• _OBJECTIVE_
Identify every line in the records below that contains the word "csschool", and reproduce each one.

(Stored items)
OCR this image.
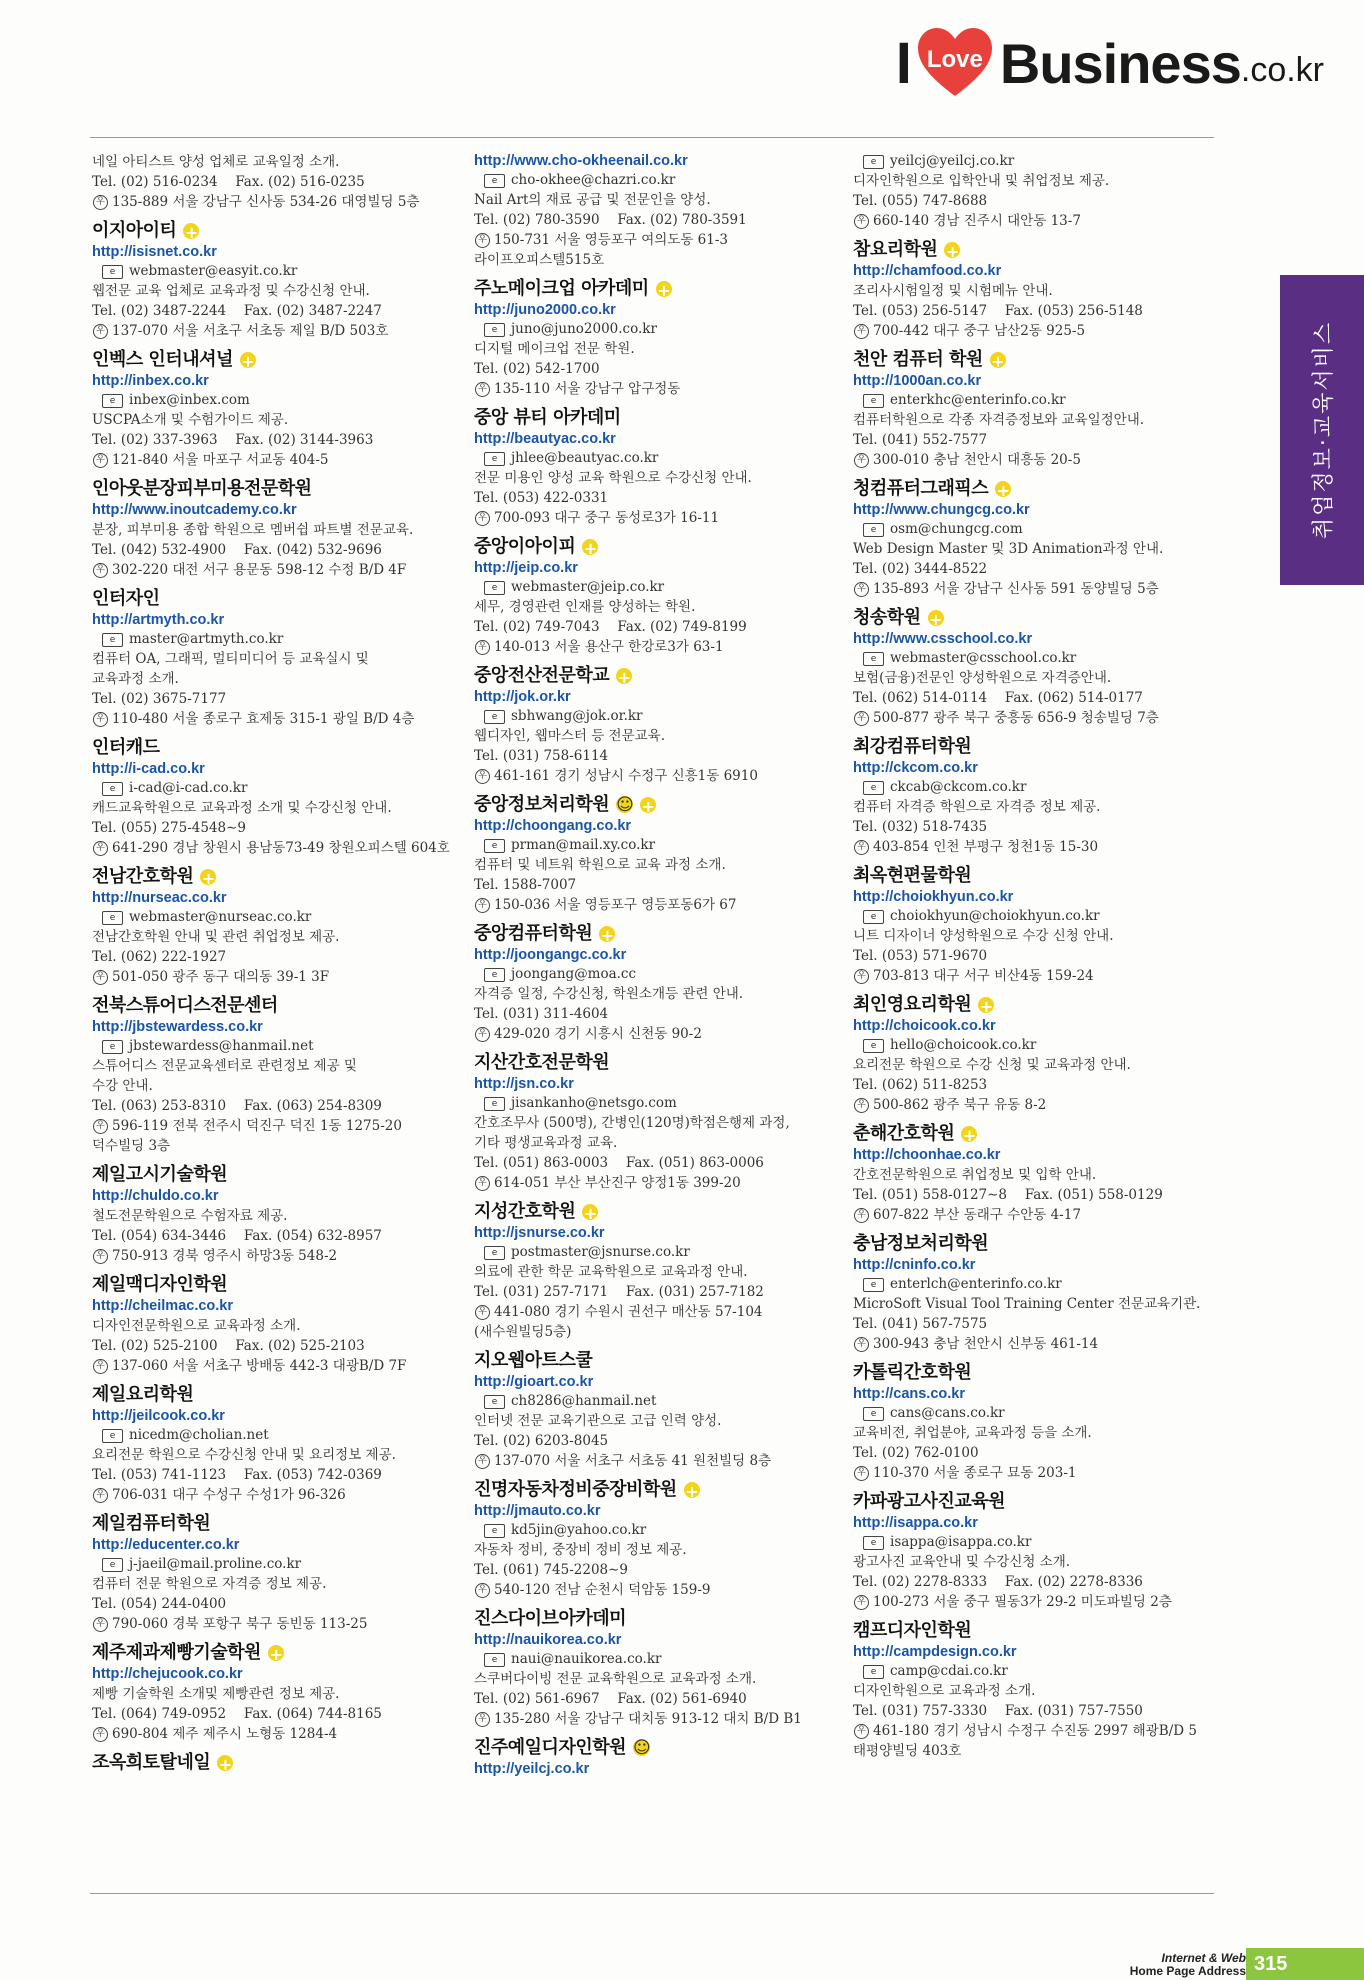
I Love Business .co.kr
취업정보·교육서비스
네일 아티스트 양성 업체로 교육일정 소개.
Tel. (02) 516-0234　 Fax. (02) 516-0235
우 135-889 서울 강남구 신사동 534-26 대영빌딩 5층
이지아이티
+
http://isisnet.co.kr
e	webmaster@easyit.co.kr
웹전문 교육 업체로 교육과정 및 수강신청 안내.
Tel. (02) 3487-2244　 Fax. (02) 3487-2247
우 137-070 서울 서초구 서초동 제일 B/D 503호
인벡스 인터내셔널
+
http://inbex.co.kr
e	inbex@inbex.com
USCPA소개 및 수험가이드 제공.
Tel. (02) 337-3963　 Fax. (02) 3144-3963
우 121-840 서울 마포구 서교동 404-5
인아웃분장피부미용전문학원
http://www.inoutcademy.co.kr
분장, 피부미용 종합 학원으로 멤버쉽 파트별 전문교육.
Tel. (042) 532-4900　 Fax. (042) 532-9696
우 302-220 대전 서구 용문동 598-12 수정 B/D 4F
인터자인
http://artmyth.co.kr
e	master@artmyth.co.kr
컴퓨터 OA, 그래픽, 멀티미디어 등 교육실시 및
교육과정 소개.
Tel. (02) 3675-7177
우 110-480 서울 종로구 효제동 315-1 광일 B/D 4층
인터캐드
http://i-cad.co.kr
e	i-cad@i-cad.co.kr
캐드교육학원으로 교육과정 소개 및 수강신청 안내.
Tel. (055) 275-4548∼9
우 641-290 경남 창원시 용남동73-49 창원오피스텔 604호
전남간호학원
+
http://nurseac.co.kr
e	webmaster@nurseac.co.kr
전남간호학원 안내 및 관련 취업정보 제공.
Tel. (062) 222-1927
우 501-050 광주 동구 대의동 39-1 3F
전북스튜어디스전문센터
http://jbstewardess.co.kr
e	jbstewardess@hanmail.net
스튜어디스 전문교육센터로 관련정보 제공 및
수강 안내.
Tel. (063) 253-8310　 Fax. (063) 254-8309
우 596-119 전북 전주시 덕진구 덕진 1동 1275-20
덕수빌딩 3층
제일고시기술학원
http://chuldo.co.kr
철도전문학원으로 수험자료 제공.
Tel. (054) 634-3446　 Fax. (054) 632-8957
우 750-913 경북 영주시 하망3동 548-2
제일맥디자인학원
http://cheilmac.co.kr
디자인전문학원으로 교육과정 소개.
Tel. (02) 525-2100　 Fax. (02) 525-2103
우 137-060 서울 서초구 방배동 442-3 대광B/D 7F
제일요리학원
http://jeilcook.co.kr
e	nicedm@cholian.net
요리전문 학원으로 수강신청 안내 및 요리정보 제공.
Tel. (053) 741-1123　 Fax. (053) 742-0369
우 706-031 대구 수성구 수성1가 96-326
제일컴퓨터학원
http://educenter.co.kr
e	j-jaeil@mail.proline.co.kr
컴퓨터 전문 학원으로 자격증 정보 제공.
Tel. (054) 244-0400
우 790-060 경북 포항구 북구 동빈동 113-25
제주제과제빵기술학원
+
http://chejucook.co.kr
제빵 기술학원 소개및 제빵관련 정보 제공.
Tel. (064) 749-0952　 Fax. (064) 744-8165
우 690-804 제주 제주시 노형동 1284-4
조옥희토탈네일
+
http://www.cho-okheenail.co.kr
e	cho-okhee@chazri.co.kr
Nail Art의 재료 공급 및 전문인을 양성.
Tel. (02) 780-3590　 Fax. (02) 780-3591
우 150-731 서울 영등포구 여의도동 61-3
라이프오피스텔515호
주노메이크업 아카데미
+
http://juno2000.co.kr
e	juno@juno2000.co.kr
디지털 메이크업 전문 학원.
Tel. (02) 542-1700
우 135-110 서울 강남구 압구정동
중앙 뷰티 아카데미
http://beautyac.co.kr
e	jhlee@beautyac.co.kr
전문 미용인 양성 교육 학원으로 수강신청 안내.
Tel. (053) 422-0331
우 700-093 대구 중구 동성로3가 16-11
중앙이아이피
+
http://jeip.co.kr
e	webmaster@jeip.co.kr
세무, 경영관련 인재를 양성하는 학원.
Tel. (02) 749-7043　 Fax. (02) 749-8199
우 140-013 서울 용산구 한강로3가 63-1
중앙전산전문학교
+
http://jok.or.kr
e	sbhwang@jok.or.kr
웹디자인, 웹마스터 등 전문교육.
Tel. (031) 758-6114
우 461-161 경기 성남시 수정구 신흥1동 6910
중앙정보처리학원
☺
+
http://choongang.co.kr
e	prman@mail.xy.co.kr
컴퓨터 및 네트워 학원으로 교육 과정 소개.
Tel. 1588-7007
우 150-036 서울 영등포구 영등포동6가 67
중앙컴퓨터학원
+
http://joongangc.co.kr
e	joongang@moa.cc
자격증 일정, 수강신청, 학원소개등 관련 안내.
Tel. (031) 311-4604
우 429-020 경기 시흥시 신천동 90-2
지산간호전문학원
http://jsn.co.kr
e	jisankanho@netsgo.com
간호조무사 (500명), 간병인(120명)학점은행제 과정,
기타 평생교육과정 교육.
Tel. (051) 863-0003　 Fax. (051) 863-0006
우 614-051 부산 부산진구 양정1동 399-20
지성간호학원
+
http://jsnurse.co.kr
e	postmaster@jsnurse.co.kr
의료에 관한 학문 교육학원으로 교육과정 안내.
Tel. (031) 257-7171　 Fax. (031) 257-7182
우 441-080 경기 수원시 권선구 매산동 57-104
(새수원빌딩5층)
지오웹아트스쿨
http://gioart.co.kr
e	ch8286@hanmail.net
인터넷 전문 교육기관으로 고급 인력 양성.
Tel. (02) 6203-8045
우 137-070 서울 서초구 서초동 41 원천빌딩 8층
진명자동차정비중장비학원
+
http://jmauto.co.kr
e	kd5jin@yahoo.co.kr
자동차 정비, 중장비 정비 정보 제공.
Tel. (061) 745-2208∼9
우 540-120 전남 순천시 덕암동 159-9
진스다이브아카데미
http://nauikorea.co.kr
e	naui@nauikorea.co.kr
스쿠버다이빙 전문 교육학원으로 교육과정 소개.
Tel. (02) 561-6967　 Fax. (02) 561-6940
우 135-280 서울 강남구 대치동 913-12 대치 B/D B1
진주예일디자인학원
☺
http://yeilcj.co.kr
e	yeilcj@yeilcj.co.kr
디자인학원으로 입학안내 및 취업정보 제공.
Tel. (055) 747-8688
우 660-140 경남 진주시 대안동 13-7
참요리학원
+
http://chamfood.co.kr
조리사시험일정 및 시험메뉴 안내.
Tel. (053) 256-5147　 Fax. (053) 256-5148
우 700-442 대구 중구 남산2동 925-5
천안 컴퓨터 학원
+
http://1000an.co.kr
e	enterkhc@enterinfo.co.kr
컴퓨터학원으로 각종 자격증정보와 교육일정안내.
Tel. (041) 552-7577
우 300-010 충남 천안시 대흥동 20-5
청컴퓨터그래픽스
+
http://www.chungcg.co.kr
e	osm@chungcg.com
Web Design Master 및 3D Animation과정 안내.
Tel. (02) 3444-8522
우 135-893 서울 강남구 신사동 591 동양빌딩 5층
청송학원
+
http://www.csschool.co.kr
e	webmaster@csschool.co.kr
보험(금융)전문인 양성학원으로 자격증안내.
Tel. (062) 514-0114　 Fax. (062) 514-0177
우 500-877 광주 북구 중흥동 656-9 청송빌딩 7층
최강컴퓨터학원
http://ckcom.co.kr
e	ckcab@ckcom.co.kr
컴퓨터 자격증 학원으로 자격증 정보 제공.
Tel. (032) 518-7435
우 403-854 인천 부평구 청천1동 15-30
최옥현편물학원
http://choiokhyun.co.kr
e	choiokhyun@choiokhyun.co.kr
니트 디자이너 양성학원으로 수강 신청 안내.
Tel. (053) 571-9670
우 703-813 대구 서구 비산4동 159-24
최인영요리학원
+
http://choicook.co.kr
e	hello@choicook.co.kr
요리전문 학원으로 수강 신청 및 교육과정 안내.
Tel. (062) 511-8253
우 500-862 광주 북구 유동 8-2
춘해간호학원
+
http://choonhae.co.kr
간호전문학원으로 취업정보 및 입학 안내.
Tel. (051) 558-0127∼8　 Fax. (051) 558-0129
우 607-822 부산 동래구 수안동 4-17
충남정보처리학원
http://cninfo.co.kr
e	enterlch@enterinfo.co.kr
MicroSoft Visual Tool Training Center 전문교육기관.
Tel. (041) 567-7575
우 300-943 충남 천안시 신부동 461-14
카톨릭간호학원
http://cans.co.kr
e	cans@cans.co.kr
교육비전, 취업분야, 교육과정 등을 소개.
Tel. (02) 762-0100
우 110-370 서울 종로구 묘동 203-1
카파광고사진교육원
http://isappa.co.kr
e	isappa@isappa.co.kr
광고사진 교육안내 및 수강신청 소개.
Tel. (02) 2278-8333　 Fax. (02) 2278-8336
우 100-273 서울 중구 필동3가 29-2 미도파빌딩 2층
캠프디자인학원
http://campdesign.co.kr
e	camp@cdai.co.kr
디자인학원으로 교육과정 소개.
Tel. (031) 757-3330　 Fax. (031) 757-7550
우 461-180 경기 성남시 수정구 수진동 2997 해광B/D 5
태평양빌딩 403호
Internet & Web
Home Page Address 315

• _PROBLEM SOLUTION_
http://www.csschool.co.kr
e	webmaster@csschool.co.kr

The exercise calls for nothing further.